**DOCUMENT SEGMENT:**
Absorbance readings were performed using a UV/Vis spectrophotometer (model UV-M51; BEL Engineering, Monza, Italy) at wavelengths of 480, 645, and 665 nm in 10 mm cuvettes. The concentrations of chlorophyll a, chlorophyll b, chlorophyll total, and carotenoids were calculated using the equations proposed by Wellburn [25]. In addition, the chlorophyll a/b ratio and the total chlorophyll-to-carotenoid ratio were calculated.

2.6. Leaf Thermography

Thermal images of the leaf surface were captured from the third and fourth leaf pairs, counted from the apex to the base of the stem, using a FLIR E8 WIFI thermal camera (FLIR Systems^®, Wilsonville, OR, USA). The camera was positioned vertically 90 cm from the leaves. Image acquisition was conducted between 08:30 and 09:00 AM (Brasília time, Brazil). The images were processed using FLIR Thermal Studio Suite software, version 2.0.x (Copyright^®, 2024, Thousand Oaks, CA, USA).

2.7. Determination of Polyamine Concentration

Samples of 300 mg of fresh mass were freeze-dried and homogenized with 0.6 mL of 5% (v/v) perchloric acid (Merck^®, Darmstadt, Germany), incubated on ice for 1 h, and centrifuged at 16,000× g for 20 min at 4 °C. The free polyamines (PAs) were then dansylated. For this, 40 µL of the extract were mixed with 20 µL of 1.7-diaminoheptane (DAH) at 0.05 mM (used as an internal standard), 50 µL of saturated sodium bicarbonate solution (NaHCO₃), and 100 µL of dansyl chloride (5 mg mL⁻¹ in acetone; 1.8 mM) (Merck^®).

The samples were incubated in the dark at 70 °C for 50 min. Excess dansyl chloride was removed by adding 25 µL of proline solution (100 mg mL⁻¹), followed by incubation at room temperature in the dark for 30 min. The dansylated PAs were extracted with 200 µL of toluene, and 175 µL of the organic (non-polar) phase containing the PAs were collected, evaporated under a nitrogen stream, and resuspended in 175 µL of absolute acetonitrile.

Identification and quantification of the PAs were performed using high-performance liquid chromatography (HPLC), with a reverse-phase C18 column (Shimadzu Shim-pack CLC ODS, 5 µm). The mobile phase consisted of 10% acetonitrile in water (pH 3.5, adjusted with 1 N HCl) as solvent A, and absolute acetonitrile as solvent B. Peak areas and retention times of the PAs were compared with commercial standards of putrescine (Put), spermidine (Spd), and spermine (Spm) (Sigma-Aldrich^®, St. Louis, MO, USA). Polyamines were determined through an estimate of dry mass.

**ABOUT THIS TASK:**
Please decide whether each statement agrees with the methods text above, answering yes or no and quoting the deciding words: (a) The thermal camera was placed 90 cm from the leaves. (b) Absorbance was read at four wavelengths. (c) Excess dansyl chloride was removed with toluene.

[Dataset entries]

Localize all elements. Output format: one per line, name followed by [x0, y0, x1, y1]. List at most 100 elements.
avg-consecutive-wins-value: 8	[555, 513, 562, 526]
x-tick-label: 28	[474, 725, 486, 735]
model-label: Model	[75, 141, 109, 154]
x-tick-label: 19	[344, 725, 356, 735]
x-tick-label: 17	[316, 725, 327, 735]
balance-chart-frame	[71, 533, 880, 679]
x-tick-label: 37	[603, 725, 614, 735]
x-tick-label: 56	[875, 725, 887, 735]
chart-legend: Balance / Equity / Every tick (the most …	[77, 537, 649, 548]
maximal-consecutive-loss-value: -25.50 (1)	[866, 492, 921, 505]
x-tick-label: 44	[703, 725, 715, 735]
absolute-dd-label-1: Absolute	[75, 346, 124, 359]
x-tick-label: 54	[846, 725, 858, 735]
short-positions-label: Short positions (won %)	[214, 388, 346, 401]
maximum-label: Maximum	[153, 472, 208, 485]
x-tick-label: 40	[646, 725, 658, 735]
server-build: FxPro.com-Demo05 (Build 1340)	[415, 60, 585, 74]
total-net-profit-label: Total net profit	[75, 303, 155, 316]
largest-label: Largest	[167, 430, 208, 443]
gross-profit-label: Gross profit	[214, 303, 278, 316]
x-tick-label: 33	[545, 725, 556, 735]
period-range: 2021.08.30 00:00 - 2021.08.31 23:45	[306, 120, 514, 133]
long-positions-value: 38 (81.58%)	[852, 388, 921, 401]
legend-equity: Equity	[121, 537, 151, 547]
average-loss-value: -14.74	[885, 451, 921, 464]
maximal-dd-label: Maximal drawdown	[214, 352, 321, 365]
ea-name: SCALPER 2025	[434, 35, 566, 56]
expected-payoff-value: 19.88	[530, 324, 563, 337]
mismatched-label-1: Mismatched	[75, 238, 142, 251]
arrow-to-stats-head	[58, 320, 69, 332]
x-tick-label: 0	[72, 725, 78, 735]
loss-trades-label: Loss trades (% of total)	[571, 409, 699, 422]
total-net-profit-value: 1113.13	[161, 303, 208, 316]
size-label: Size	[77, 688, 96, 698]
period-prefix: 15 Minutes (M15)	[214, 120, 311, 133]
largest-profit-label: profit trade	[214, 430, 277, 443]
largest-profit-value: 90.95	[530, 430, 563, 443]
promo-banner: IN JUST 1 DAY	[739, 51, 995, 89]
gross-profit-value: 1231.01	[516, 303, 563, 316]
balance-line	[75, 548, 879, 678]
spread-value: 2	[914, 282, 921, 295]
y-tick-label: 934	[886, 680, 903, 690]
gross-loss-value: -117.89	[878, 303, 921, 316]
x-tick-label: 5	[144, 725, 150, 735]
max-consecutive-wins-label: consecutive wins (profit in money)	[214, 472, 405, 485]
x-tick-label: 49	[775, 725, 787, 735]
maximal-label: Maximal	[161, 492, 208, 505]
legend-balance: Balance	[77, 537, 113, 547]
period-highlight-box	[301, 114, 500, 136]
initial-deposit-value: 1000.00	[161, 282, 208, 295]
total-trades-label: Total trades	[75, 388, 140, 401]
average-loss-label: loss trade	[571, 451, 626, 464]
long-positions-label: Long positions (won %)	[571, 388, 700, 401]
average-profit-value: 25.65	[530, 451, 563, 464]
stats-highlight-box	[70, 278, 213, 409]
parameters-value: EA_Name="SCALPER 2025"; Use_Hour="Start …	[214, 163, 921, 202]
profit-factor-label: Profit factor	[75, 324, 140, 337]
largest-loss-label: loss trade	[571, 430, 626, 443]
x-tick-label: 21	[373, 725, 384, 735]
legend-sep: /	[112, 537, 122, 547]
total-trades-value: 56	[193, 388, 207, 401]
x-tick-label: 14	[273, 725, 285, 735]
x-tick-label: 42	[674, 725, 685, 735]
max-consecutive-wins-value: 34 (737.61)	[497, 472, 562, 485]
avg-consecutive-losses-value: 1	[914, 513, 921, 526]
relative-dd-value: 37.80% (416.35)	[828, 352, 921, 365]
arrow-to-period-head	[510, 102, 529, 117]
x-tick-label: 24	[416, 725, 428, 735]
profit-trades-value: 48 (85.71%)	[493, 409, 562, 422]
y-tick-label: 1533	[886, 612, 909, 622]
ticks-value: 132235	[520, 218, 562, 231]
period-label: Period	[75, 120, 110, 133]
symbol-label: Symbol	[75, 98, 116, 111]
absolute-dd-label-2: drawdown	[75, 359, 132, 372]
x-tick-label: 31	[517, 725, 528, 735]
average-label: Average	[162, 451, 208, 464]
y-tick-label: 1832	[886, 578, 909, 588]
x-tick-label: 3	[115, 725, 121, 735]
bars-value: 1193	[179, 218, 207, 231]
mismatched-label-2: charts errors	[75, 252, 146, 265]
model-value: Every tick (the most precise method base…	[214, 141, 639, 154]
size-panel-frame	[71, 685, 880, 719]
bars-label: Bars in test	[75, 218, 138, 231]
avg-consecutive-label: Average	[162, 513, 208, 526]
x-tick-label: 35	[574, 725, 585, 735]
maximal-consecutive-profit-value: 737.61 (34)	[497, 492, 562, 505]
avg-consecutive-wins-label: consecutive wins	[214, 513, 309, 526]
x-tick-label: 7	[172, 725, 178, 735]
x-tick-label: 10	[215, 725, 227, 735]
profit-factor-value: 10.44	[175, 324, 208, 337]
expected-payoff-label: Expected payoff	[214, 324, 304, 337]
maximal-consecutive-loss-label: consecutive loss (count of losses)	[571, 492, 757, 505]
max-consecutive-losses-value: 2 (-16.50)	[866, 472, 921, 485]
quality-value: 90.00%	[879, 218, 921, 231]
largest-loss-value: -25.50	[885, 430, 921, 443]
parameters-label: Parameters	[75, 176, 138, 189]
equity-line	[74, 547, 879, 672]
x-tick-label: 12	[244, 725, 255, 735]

**WORKED SOLUTION:**
(a) Yes: "The camera was positioned vertically 90 cm from the leaves."
(b) No: "at wavelengths of 480, 645, and 665 nm"
(c) No: "Excess dansyl chloride was removed by adding 25 µL of proline solution (100 mg mL⁻¹)"